>> Begin Stored rows

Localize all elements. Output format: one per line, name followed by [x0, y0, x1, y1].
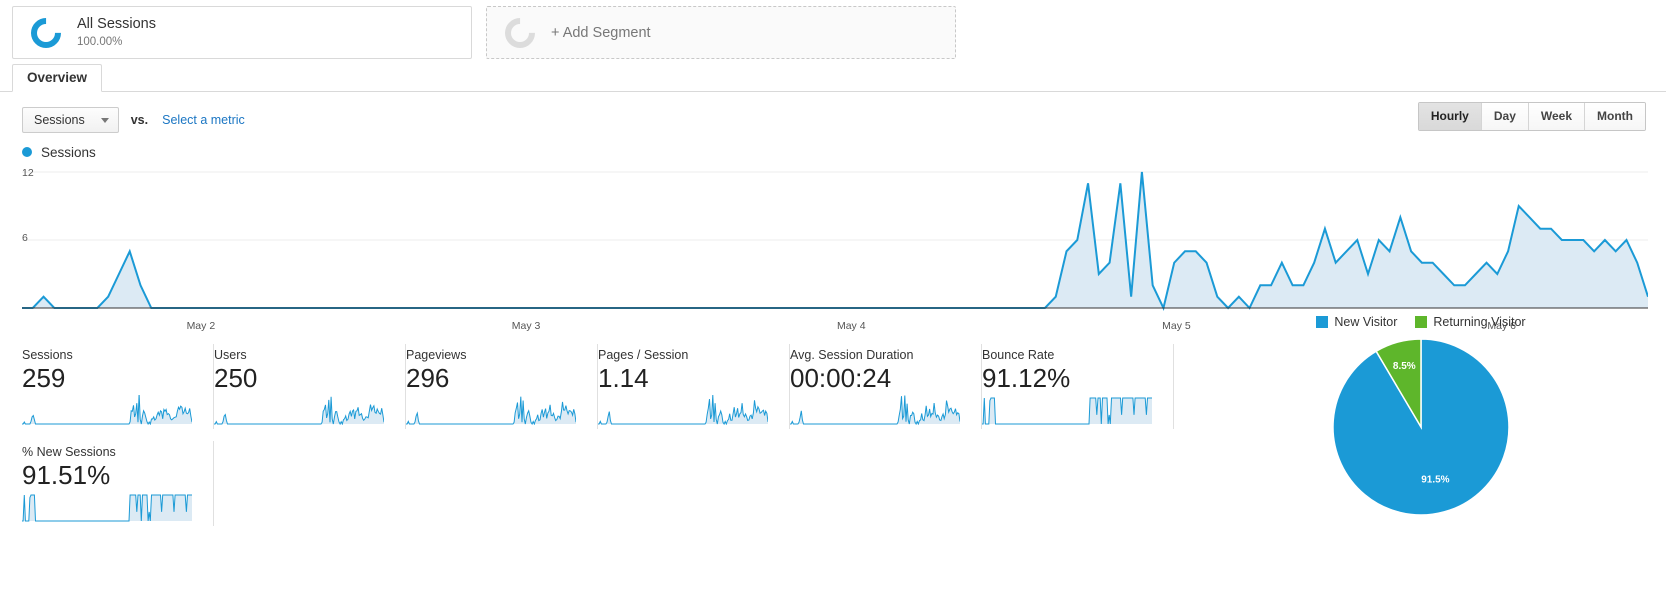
legend-swatch-returning-visitor — [1415, 316, 1428, 328]
legend-label-returning-visitor: Returning Visitor — [1433, 315, 1526, 329]
add-segment-label: + Add Segment — [551, 24, 651, 41]
metric-dropdown[interactable]: Sessions — [22, 107, 119, 133]
x-tick-label: May 2 — [186, 320, 216, 332]
sparkline — [22, 492, 192, 522]
metric-card-new-sessions[interactable]: % New Sessions 91.51% — [22, 441, 214, 526]
pie-legend-item-new-visitor[interactable]: New Visitor — [1316, 315, 1397, 329]
chart-controls: Sessions vs. Select a metric Hourly Day … — [0, 92, 1666, 136]
chart-legend: Sessions — [0, 136, 1666, 162]
sparkline — [598, 395, 768, 425]
pie-slice-label: 8.5% — [1393, 361, 1416, 372]
metric-value: 00:00:24 — [790, 363, 892, 393]
x-tick-label: May 5 — [1162, 320, 1191, 332]
segment-title: All Sessions — [77, 16, 156, 33]
analytics-overview-page: All Sessions 100.00% + Add Segment Overv… — [0, 0, 1666, 590]
metric-dropdown-label: Sessions — [34, 113, 85, 127]
sparkline — [22, 395, 192, 425]
add-segment-button[interactable]: + Add Segment — [486, 6, 956, 59]
metric-value: 250 — [214, 363, 258, 393]
pie-slice-label: 91.5% — [1421, 475, 1449, 486]
sparkline — [982, 395, 1152, 425]
granularity-hourly[interactable]: Hourly — [1418, 103, 1482, 130]
y-tick-mid: 6 — [22, 232, 28, 244]
metric-card-pages-per-session[interactable]: Pages / Session 1.14 — [598, 344, 790, 429]
sparkline — [406, 395, 576, 425]
metric-value: 259 — [22, 363, 66, 393]
metric-title: Users — [214, 348, 247, 362]
metric-value: 91.12% — [982, 363, 1071, 393]
x-tick-label: May 4 — [836, 320, 866, 332]
metric-value: 296 — [406, 363, 450, 393]
granularity-week[interactable]: Week — [1528, 103, 1586, 130]
segment-text: All Sessions 100.00% — [77, 15, 156, 50]
segment-bar: All Sessions 100.00% + Add Segment — [0, 0, 1666, 64]
donut-icon — [24, 11, 68, 54]
metric-value: 91.51% — [22, 460, 111, 490]
granularity-month[interactable]: Month — [1585, 103, 1645, 130]
y-tick-top: 12 — [22, 167, 34, 179]
vs-label: vs. — [130, 113, 149, 127]
metric-title: Bounce Rate — [982, 348, 1055, 362]
segment-all-sessions[interactable]: All Sessions 100.00% — [12, 6, 472, 59]
metric-title: Pages / Session — [598, 348, 689, 362]
legend-label-new-visitor: New Visitor — [1334, 315, 1398, 329]
pie-legend: New Visitor Returning Visitor — [1256, 315, 1586, 329]
x-tick-label: May 3 — [511, 320, 541, 332]
chevron-down-icon — [100, 117, 109, 123]
visitor-type-pie-chart[interactable]: 91.5% 8.5% — [1331, 337, 1511, 517]
metric-value: 1.14 — [598, 363, 649, 393]
legend-dot-icon — [22, 147, 32, 157]
pie-legend-item-returning-visitor[interactable]: Returning Visitor — [1415, 315, 1526, 329]
metric-title: Sessions — [22, 348, 73, 362]
metric-card-sessions[interactable]: Sessions 259 — [22, 344, 214, 429]
sparkline — [790, 395, 960, 425]
metric-title: Pageviews — [406, 348, 467, 362]
tab-overview[interactable]: Overview — [12, 64, 103, 92]
granularity-day[interactable]: Day — [1481, 103, 1529, 130]
select-metric-link[interactable]: Select a metric — [162, 113, 245, 127]
tab-strip: Overview — [0, 64, 1666, 92]
donut-placeholder-icon — [498, 11, 542, 54]
sessions-chart-svg — [22, 166, 1648, 316]
metric-title: % New Sessions — [22, 445, 116, 459]
metric-title: Avg. Session Duration — [790, 348, 914, 362]
metric-card-users[interactable]: Users 250 — [214, 344, 406, 429]
visitor-type-pie-panel: New Visitor Returning Visitor 91.5% 8.5% — [1256, 315, 1586, 517]
sessions-area-chart[interactable]: 12 6 — [22, 166, 1648, 316]
metric-card-bounce-rate[interactable]: Bounce Rate 91.12% — [982, 344, 1174, 429]
legend-label-sessions: Sessions — [41, 144, 96, 160]
metric-card-pageviews[interactable]: Pageviews 296 — [406, 344, 598, 429]
segment-percent: 100.00% — [77, 36, 123, 49]
granularity-button-group: Hourly Day Week Month — [1417, 102, 1646, 131]
sparkline — [214, 395, 384, 425]
metric-card-avg-session-duration[interactable]: Avg. Session Duration 00:00:24 — [790, 344, 982, 429]
metric-card-grid: Sessions 259 Users 250 Pageviews 296 Pag… — [22, 344, 1182, 526]
legend-swatch-new-visitor — [1316, 316, 1329, 328]
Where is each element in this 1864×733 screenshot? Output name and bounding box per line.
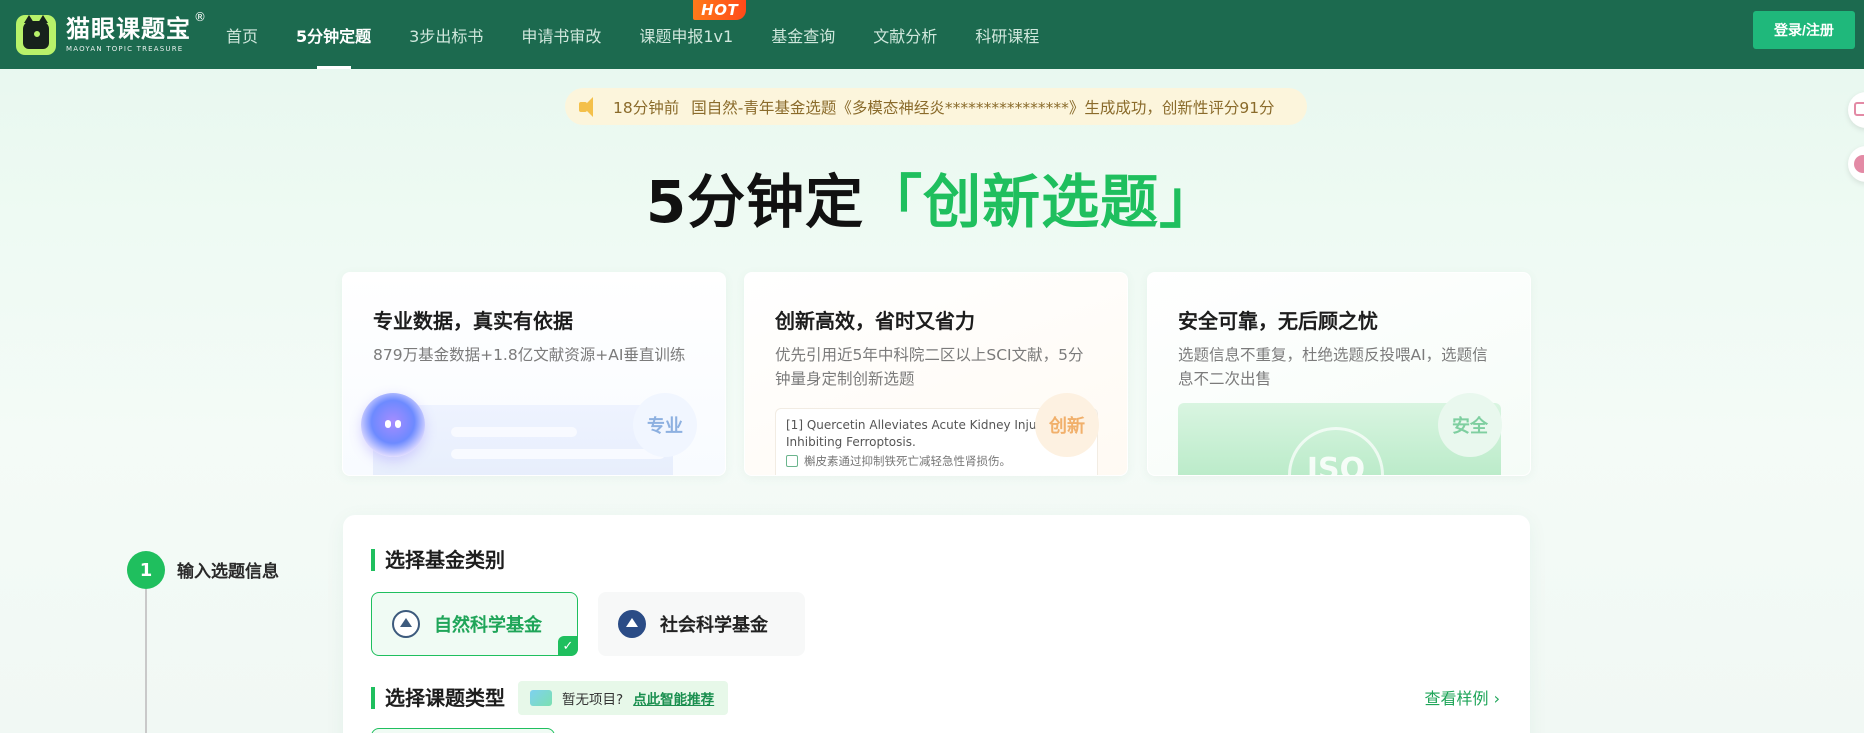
registered-mark: ®: [194, 10, 207, 24]
feature-desc: 优先引用近5年中科院二区以上SCI文献，5分钟量身定制创新选题: [775, 346, 1084, 388]
nsfc-logo-icon: [392, 610, 420, 638]
speaker-icon: [577, 96, 599, 118]
chevron-right-icon: ›: [1493, 689, 1500, 708]
main-menu: 首页 5分钟定题 3步出标书 申请书审改 课题申报1v1 HOT 基金查询 文献…: [207, 0, 1058, 69]
feature-badge: 创新: [1035, 393, 1099, 457]
nav-item-application-review[interactable]: 申请书审改: [502, 0, 620, 69]
notice-message: 国自然-青年基金选题《多模态神经炎****************》生成成功，创…: [691, 98, 1275, 117]
nav-item-research-courses[interactable]: 科研课程: [956, 0, 1058, 69]
qrcode-icon: [1854, 102, 1864, 116]
cat-logo-icon: [16, 15, 56, 55]
nav-item-5min-topic[interactable]: 5分钟定题: [277, 0, 390, 69]
feature-title: 创新高效，省时又省力: [775, 309, 975, 333]
type-section-title: 选择课题类型: [371, 687, 505, 709]
iso-seal-icon: ISO: [1288, 427, 1384, 475]
fund-option-social-science[interactable]: 社会科学基金: [598, 592, 805, 656]
top-navbar: 猫眼课题宝 ® MAOYAN TOPIC TREASURE 首页 5分钟定题 3步…: [0, 0, 1864, 69]
logo[interactable]: 猫眼课题宝 ® MAOYAN TOPIC TREASURE: [16, 10, 206, 60]
folder-icon: [530, 690, 552, 706]
hero-highlight: 「创新选题」: [864, 168, 1219, 236]
side-qrcode-widget[interactable]: [1848, 92, 1864, 128]
login-register-button[interactable]: 登录/注册: [1753, 11, 1855, 49]
feature-badge: 专业: [633, 393, 697, 457]
hero-title: 5分钟定「创新选题」: [0, 155, 1864, 239]
fund-section-title: 选择基金类别: [371, 549, 505, 571]
selected-check-icon: ✓: [558, 636, 578, 656]
feature-title: 安全可靠，无后顾之忧: [1178, 309, 1378, 333]
no-project-text: 暂无项目?: [562, 692, 624, 708]
feature-card-innovative: 创新高效，省时又省力 优先引用近5年中科院二区以上SCI文献，5分钟量身定制创新…: [744, 272, 1128, 476]
fund-option-natural-science[interactable]: 自然科学基金 ✓: [371, 592, 578, 656]
feature-card-secure: 安全可靠，无后顾之忧 选题信息不重复，杜绝选题反投喂AI，选题信息不二次出售 I…: [1147, 272, 1531, 476]
feature-desc: 879万基金数据+1.8亿文献资源+AI垂直训练: [373, 346, 686, 364]
nav-item-home[interactable]: 首页: [207, 0, 277, 69]
hero-prefix: 5分钟定: [645, 168, 865, 236]
feature-title: 专业数据，真实有依据: [373, 309, 573, 333]
view-sample-link[interactable]: 查看样例 ›: [1424, 685, 1500, 709]
feature-card-professional: 专业数据，真实有依据 879万基金数据+1.8亿文献资源+AI垂直训练 专业: [342, 272, 726, 476]
translate-icon: [786, 455, 798, 467]
logo-title: 猫眼课题宝: [66, 15, 191, 43]
smart-recommend-pill: 暂无项目? 点此智能推荐: [518, 681, 729, 715]
logo-subtitle: MAOYAN TOPIC TREASURE: [66, 45, 184, 53]
paper-sample-cn: 槲皮素通过抑制铁死亡减轻急性肾损伤。: [804, 454, 1011, 468]
feature-badge: 安全: [1438, 393, 1502, 457]
nav-item-literature-analysis[interactable]: 文献分析: [854, 0, 956, 69]
nav-item-project-1v1[interactable]: 课题申报1v1 HOT: [620, 0, 752, 69]
topic-type-option[interactable]: [371, 728, 555, 733]
topic-form-panel: 选择基金类别 自然科学基金 ✓ 社会科学基金 选择课题类型 暂无项目? 点此智能…: [343, 515, 1530, 733]
nav-item-fund-search[interactable]: 基金查询: [752, 0, 854, 69]
feature-desc: 选题信息不重复，杜绝选题反投喂AI，选题信息不二次出售: [1178, 346, 1488, 388]
step-label: 输入选题信息: [177, 562, 279, 582]
notice-time: 18分钟前: [613, 98, 680, 117]
ai-robot-icon: [361, 393, 425, 457]
hot-badge: HOT: [693, 0, 747, 20]
nssfc-logo-icon: [618, 610, 646, 638]
smart-recommend-link[interactable]: 点此智能推荐: [633, 688, 714, 708]
notice-ticker: 18分钟前 国自然-青年基金选题《多模态神经炎****************》…: [565, 88, 1307, 125]
nav-item-3step-proposal[interactable]: 3步出标书: [390, 0, 502, 69]
step-number: 1: [127, 551, 165, 589]
step-connector: [145, 589, 147, 733]
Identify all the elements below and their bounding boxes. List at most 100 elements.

>> End Stored rows

What you are asked to do →
Retype the lines of the material from the line with "legend-swatch-returning-visitor — [1415, 316, 1428, 328]" up to and including the line with "sparkline — [598, 395, 768, 425]", copying each one character for character.

Written response →
legend-swatch-returning-visitor — [1415, 316, 1428, 328]
legend-label-returning-visitor: Returning Visitor — [1433, 315, 1526, 329]
add-segment-label: + Add Segment — [551, 24, 651, 41]
metric-dropdown[interactable]: Sessions — [22, 107, 119, 133]
x-tick-label: May 2 — [186, 320, 216, 332]
sparkline — [22, 492, 192, 522]
metric-card-new-sessions[interactable]: % New Sessions 91.51% — [22, 441, 214, 526]
pie-legend-item-new-visitor[interactable]: New Visitor — [1316, 315, 1397, 329]
chart-controls: Sessions vs. Select a metric Hourly Day … — [0, 92, 1666, 136]
chart-legend: Sessions — [0, 136, 1666, 162]
sparkline — [598, 395, 768, 425]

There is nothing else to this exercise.